## [Do this]
Can you reproduce the data beneath, keeping every line exact?

[Saved entries]

---

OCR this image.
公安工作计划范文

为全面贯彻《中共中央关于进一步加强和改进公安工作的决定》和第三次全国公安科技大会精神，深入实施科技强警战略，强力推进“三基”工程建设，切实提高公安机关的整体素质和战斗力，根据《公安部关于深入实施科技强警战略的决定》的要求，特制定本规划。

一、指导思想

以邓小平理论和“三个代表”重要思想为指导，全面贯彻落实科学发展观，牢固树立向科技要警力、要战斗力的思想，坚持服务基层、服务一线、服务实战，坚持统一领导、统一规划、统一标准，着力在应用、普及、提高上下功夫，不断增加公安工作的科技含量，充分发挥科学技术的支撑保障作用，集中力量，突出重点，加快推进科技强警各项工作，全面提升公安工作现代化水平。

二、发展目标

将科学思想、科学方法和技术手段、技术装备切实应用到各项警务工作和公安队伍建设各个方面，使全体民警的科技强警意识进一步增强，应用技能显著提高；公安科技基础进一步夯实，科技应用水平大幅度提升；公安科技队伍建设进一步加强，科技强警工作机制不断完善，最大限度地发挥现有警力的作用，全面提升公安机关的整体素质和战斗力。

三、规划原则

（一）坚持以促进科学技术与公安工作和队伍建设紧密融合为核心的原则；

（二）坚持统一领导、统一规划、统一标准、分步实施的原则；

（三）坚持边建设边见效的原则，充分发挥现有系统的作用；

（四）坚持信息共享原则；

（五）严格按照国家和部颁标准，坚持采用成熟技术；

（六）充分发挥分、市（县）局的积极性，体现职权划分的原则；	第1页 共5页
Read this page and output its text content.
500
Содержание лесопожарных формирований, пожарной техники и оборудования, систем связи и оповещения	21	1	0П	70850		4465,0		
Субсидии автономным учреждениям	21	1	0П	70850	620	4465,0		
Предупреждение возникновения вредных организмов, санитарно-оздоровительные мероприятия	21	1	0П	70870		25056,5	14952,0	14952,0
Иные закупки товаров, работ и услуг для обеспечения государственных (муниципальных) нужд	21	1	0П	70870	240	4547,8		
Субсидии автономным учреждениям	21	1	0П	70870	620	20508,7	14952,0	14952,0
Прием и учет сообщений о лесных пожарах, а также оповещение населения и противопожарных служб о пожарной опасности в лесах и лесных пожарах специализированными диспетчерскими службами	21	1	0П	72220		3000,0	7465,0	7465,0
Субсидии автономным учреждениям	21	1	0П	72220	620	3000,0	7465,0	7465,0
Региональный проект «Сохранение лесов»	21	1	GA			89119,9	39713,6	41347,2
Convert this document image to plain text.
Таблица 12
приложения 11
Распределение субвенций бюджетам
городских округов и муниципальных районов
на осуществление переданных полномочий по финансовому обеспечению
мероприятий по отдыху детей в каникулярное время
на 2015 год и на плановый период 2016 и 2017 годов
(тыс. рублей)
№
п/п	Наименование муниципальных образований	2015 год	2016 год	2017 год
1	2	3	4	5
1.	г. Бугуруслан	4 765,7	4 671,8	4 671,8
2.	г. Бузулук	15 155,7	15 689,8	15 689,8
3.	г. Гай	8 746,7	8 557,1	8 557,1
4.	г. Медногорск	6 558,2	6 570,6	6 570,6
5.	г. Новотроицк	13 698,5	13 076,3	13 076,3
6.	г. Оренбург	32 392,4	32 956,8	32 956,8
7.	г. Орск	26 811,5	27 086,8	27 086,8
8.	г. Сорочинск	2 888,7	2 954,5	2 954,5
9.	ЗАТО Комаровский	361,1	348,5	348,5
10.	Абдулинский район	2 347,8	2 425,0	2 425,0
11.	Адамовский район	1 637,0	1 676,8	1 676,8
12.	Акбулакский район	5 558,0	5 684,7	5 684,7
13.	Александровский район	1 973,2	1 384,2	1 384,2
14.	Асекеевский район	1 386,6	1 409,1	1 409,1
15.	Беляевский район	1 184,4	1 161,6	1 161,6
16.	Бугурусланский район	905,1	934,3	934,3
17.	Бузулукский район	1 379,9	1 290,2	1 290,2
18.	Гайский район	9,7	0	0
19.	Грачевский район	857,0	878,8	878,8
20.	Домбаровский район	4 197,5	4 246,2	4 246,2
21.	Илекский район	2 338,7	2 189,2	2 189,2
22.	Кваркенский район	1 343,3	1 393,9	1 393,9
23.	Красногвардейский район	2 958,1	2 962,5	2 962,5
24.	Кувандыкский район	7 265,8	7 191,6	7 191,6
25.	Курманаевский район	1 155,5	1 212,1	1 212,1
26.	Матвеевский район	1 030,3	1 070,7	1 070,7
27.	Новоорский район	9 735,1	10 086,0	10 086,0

---

## [Finished exercise]
OCR this image.
公安工作计划范文

为全面贯彻《中共中央关于进一步加强和改进公安工作的决定》和第三次全国公安科技大会精神，深入实施科技强警战略，强力推进“三基”工程建设，切实提高公安机关的整体素质和战斗力，根据《公安部关于深入实施科技强警战略的决定》的要求，特制定本规划。

一、指导思想

以邓小平理论和“三个代表”重要思想为指导，全面贯彻落实科学发展观，牢固树立向科技要警力、要战斗力的思想，坚持服务基层、服务一线、服务实战，坚持统一领导、统一规划、统一标准，着力在应用、普及、提高上下功夫，不断增加公安工作的科技含量，充分发挥科学技术的支撑保障作用，集中力量，突出重点，加快推进科技强警各项工作，全面提升公安工作现代化水平。

二、发展目标

将科学思想、科学方法和技术手段、技术装备切实应用到各项警务工作和公安队伍建设各个方面，使全体民警的科技强警意识进一步增强，应用技能显著提高；公安科技基础进一步夯实，科技应用水平大幅度提升；公安科技队伍建设进一步加强，科技强警工作机制不断完善，最大限度地发挥现有警力的作用，全面提升公安机关的整体素质和战斗力。

三、规划原则

（一）坚持以促进科学技术与公安工作和队伍建设紧密融合为核心的原则；

（二）坚持统一领导、统一规划、统一标准、分步实施的原则；

（三）坚持边建设边见效的原则，充分发挥现有系统的作用；

（四）坚持信息共享原则；

（五）严格按照国家和部颁标准，坚持采用成熟技术；

（六）充分发挥分、市（县）局的积极性，体现职权划分的原则；	第1页 共5页
Read this page and output its text content.
500
Содержание лесопожарных формирований, пожарной техники и оборудования, систем связи и оповещения	21	1	0П	70850		4465,0		
Субсидии автономным учреждениям	21	1	0П	70850	620	4465,0		
Предупреждение возникновения вредных организмов, санитарно-оздоровительные мероприятия	21	1	0П	70870		25056,5	14952,0	14952,0
Иные закупки товаров, работ и услуг для обеспечения государственных (муниципальных) нужд	21	1	0П	70870	240	4547,8		
Субсидии автономным учреждениям	21	1	0П	70870	620	20508,7	14952,0	14952,0
Прием и учет сообщений о лесных пожарах, а также оповещение населения и противопожарных служб о пожарной опасности в лесах и лесных пожарах специализированными диспетчерскими службами	21	1	0П	72220		3000,0	7465,0	7465,0
Субсидии автономным учреждениям	21	1	0П	72220	620	3000,0	7465,0	7465,0
Региональный проект «Сохранение лесов»	21	1	GA			89119,9	39713,6	41347,2
Convert this document image to plain text.
Таблица 12
приложения 11
Распределение субвенций бюджетам
городских округов и муниципальных районов
на осуществление переданных полномочий по финансовому обеспечению
мероприятий по отдыху детей в каникулярное время
на 2015 год и на плановый период 2016 и 2017 годов
(тыс. рублей)
№
п/п	Наименование муниципальных образований	2015 год	2016 год	2017 год
1	2	3	4	5
1.	г. Бугуруслан	4 765,7	4 671,8	4 671,8
2.	г. Бузулук	15 155,7	15 689,8	15 689,8
3.	г. Гай	8 746,7	8 557,1	8 557,1
4.	г. Медногорск	6 558,2	6 570,6	6 570,6
5.	г. Новотроицк	13 698,5	13 076,3	13 076,3
6.	г. Оренбург	32 392,4	32 956,8	32 956,8
7.	г. Орск	26 811,5	27 086,8	27 086,8
8.	г. Сорочинск	2 888,7	2 954,5	2 954,5
9.	ЗАТО Комаровский	361,1	348,5	348,5
10.	Абдулинский район	2 347,8	2 425,0	2 425,0
11.	Адамовский район	1 637,0	1 676,8	1 676,8
12.	Акбулакский район	5 558,0	5 684,7	5 684,7
13.	Александровский район	1 973,2	1 384,2	1 384,2
14.	Асекеевский район	1 386,6	1 409,1	1 409,1
15.	Беляевский район	1 184,4	1 161,6	1 161,6
16.	Бугурусланский район	905,1	934,3	934,3
17.	Бузулукский район	1 379,9	1 290,2	1 290,2
18.	Гайский район	9,7	0	0
19.	Грачевский район	857,0	878,8	878,8
20.	Домбаровский район	4 197,5	4 246,2	4 246,2
21.	Илекский район	2 338,7	2 189,2	2 189,2
22.	Кваркенский район	1 343,3	1 393,9	1 393,9
23.	Красногвардейский район	2 958,1	2 962,5	2 962,5
24.	Кувандыкский район	7 265,8	7 191,6	7 191,6
25.	Курманаевский район	1 155,5	1 212,1	1 212,1
26.	Матвеевский район	1 030,3	1 070,7	1 070,7
27.	Новоорский район	9 735,1	10 086,0	10 086,0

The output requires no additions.